>> begin SUPPLIED RECORDS

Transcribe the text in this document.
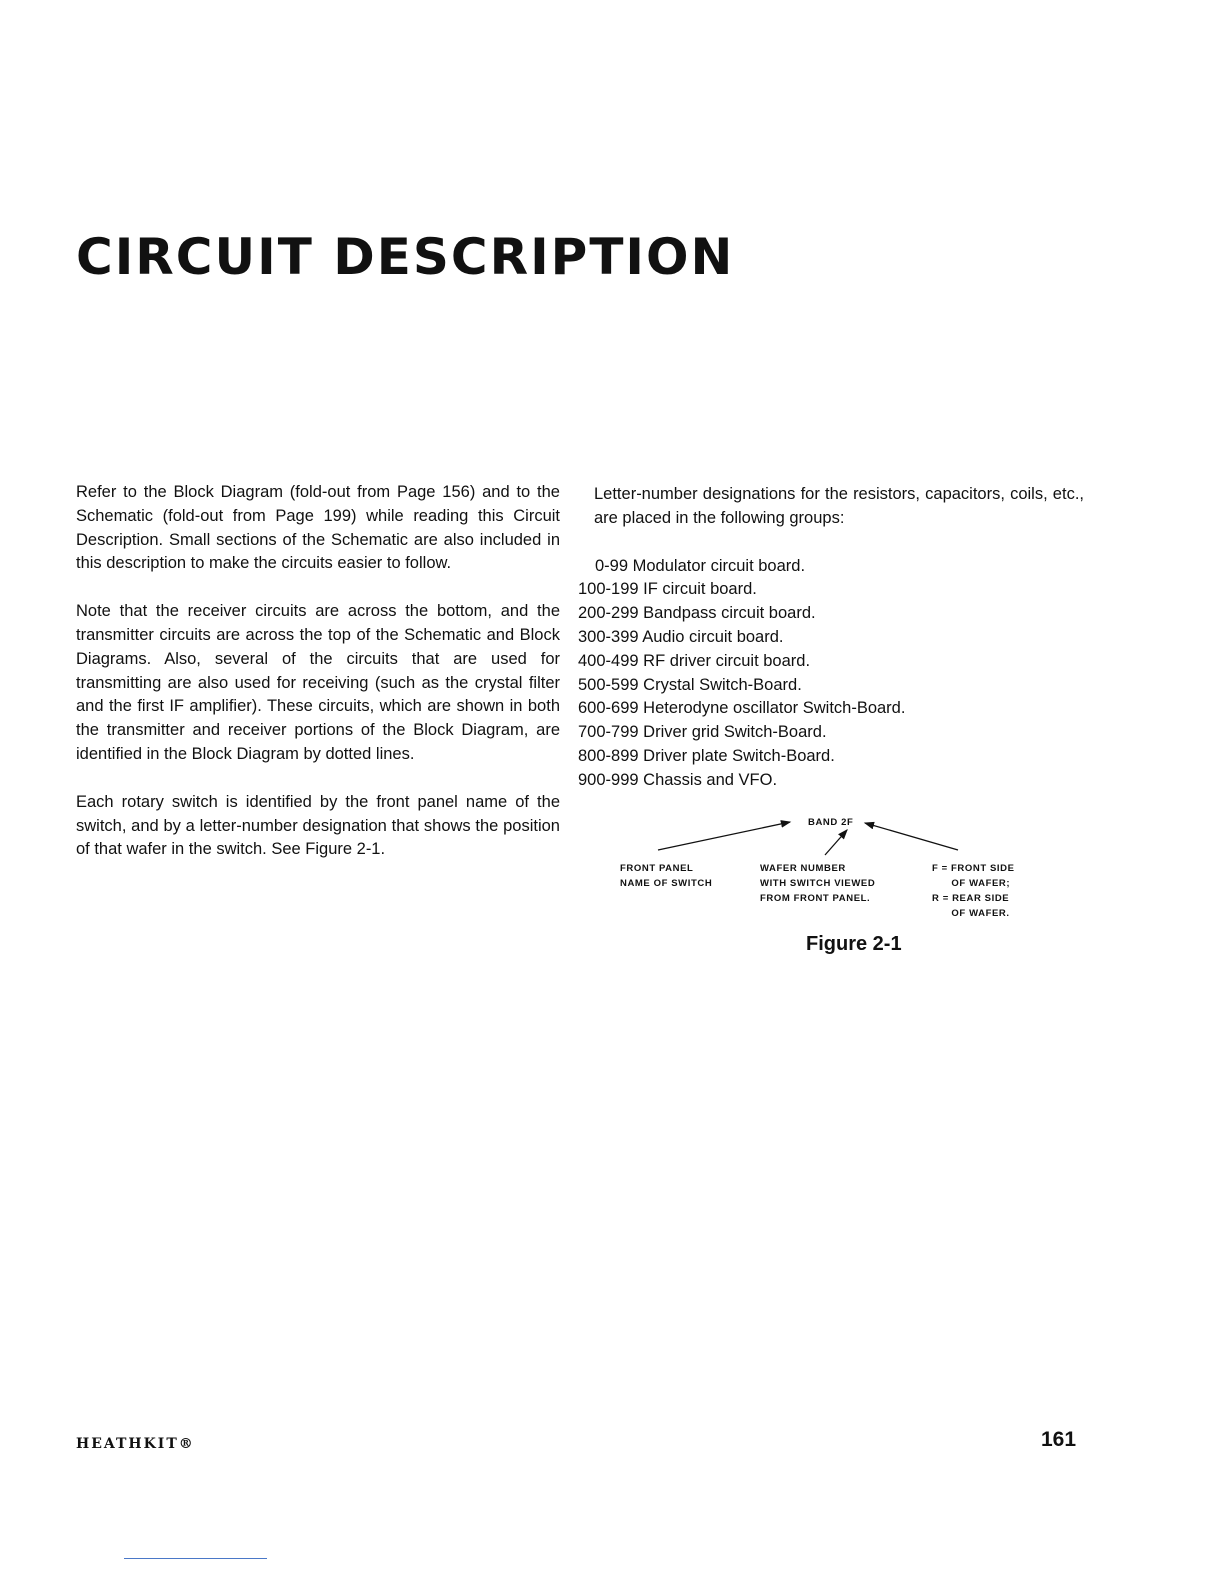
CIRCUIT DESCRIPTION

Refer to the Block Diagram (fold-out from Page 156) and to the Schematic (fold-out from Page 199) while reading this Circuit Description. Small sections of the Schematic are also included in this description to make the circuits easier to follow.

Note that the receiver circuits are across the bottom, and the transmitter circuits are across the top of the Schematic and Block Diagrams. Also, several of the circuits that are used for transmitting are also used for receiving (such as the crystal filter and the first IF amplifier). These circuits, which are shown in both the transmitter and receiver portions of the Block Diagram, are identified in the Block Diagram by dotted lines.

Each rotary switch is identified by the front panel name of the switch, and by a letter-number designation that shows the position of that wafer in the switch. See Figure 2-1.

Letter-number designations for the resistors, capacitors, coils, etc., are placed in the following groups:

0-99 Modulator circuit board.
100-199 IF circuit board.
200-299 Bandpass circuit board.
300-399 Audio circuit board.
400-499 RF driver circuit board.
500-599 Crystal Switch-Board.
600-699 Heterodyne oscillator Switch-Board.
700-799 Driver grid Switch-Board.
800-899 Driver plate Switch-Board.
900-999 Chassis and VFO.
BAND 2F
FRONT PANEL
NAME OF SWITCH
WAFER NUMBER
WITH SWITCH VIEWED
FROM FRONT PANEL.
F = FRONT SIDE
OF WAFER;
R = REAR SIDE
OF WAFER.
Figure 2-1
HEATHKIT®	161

>> end SUPPLIED RECORDS

- [WHAT TO PRODUCE]
Return every line of the records exactly as given, pictures excluded.

- [COMPLETE RESPONSE]
Transcribe the text in this document.
CIRCUIT DESCRIPTION

Refer to the Block Diagram (fold-out from Page 156) and to the Schematic (fold-out from Page 199) while reading this Circuit Description. Small sections of the Schematic are also included in this description to make the circuits easier to follow.

Note that the receiver circuits are across the bottom, and the transmitter circuits are across the top of the Schematic and Block Diagrams. Also, several of the circuits that are used for transmitting are also used for receiving (such as the crystal filter and the first IF amplifier). These circuits, which are shown in both the transmitter and receiver portions of the Block Diagram, are identified in the Block Diagram by dotted lines.

Each rotary switch is identified by the front panel name of the switch, and by a letter-number designation that shows the position of that wafer in the switch. See Figure 2-1.

Letter-number designations for the resistors, capacitors, coils, etc., are placed in the following groups:

0-99 Modulator circuit board.
100-199 IF circuit board.
200-299 Bandpass circuit board.
300-399 Audio circuit board.
400-499 RF driver circuit board.
500-599 Crystal Switch-Board.
600-699 Heterodyne oscillator Switch-Board.
700-799 Driver grid Switch-Board.
800-899 Driver plate Switch-Board.
900-999 Chassis and VFO.
BAND 2F
FRONT PANEL
NAME OF SWITCH
WAFER NUMBER
WITH SWITCH VIEWED
FROM FRONT PANEL.
F = FRONT SIDE
OF WAFER;
R = REAR SIDE
OF WAFER.
Figure 2-1
HEATHKIT®	161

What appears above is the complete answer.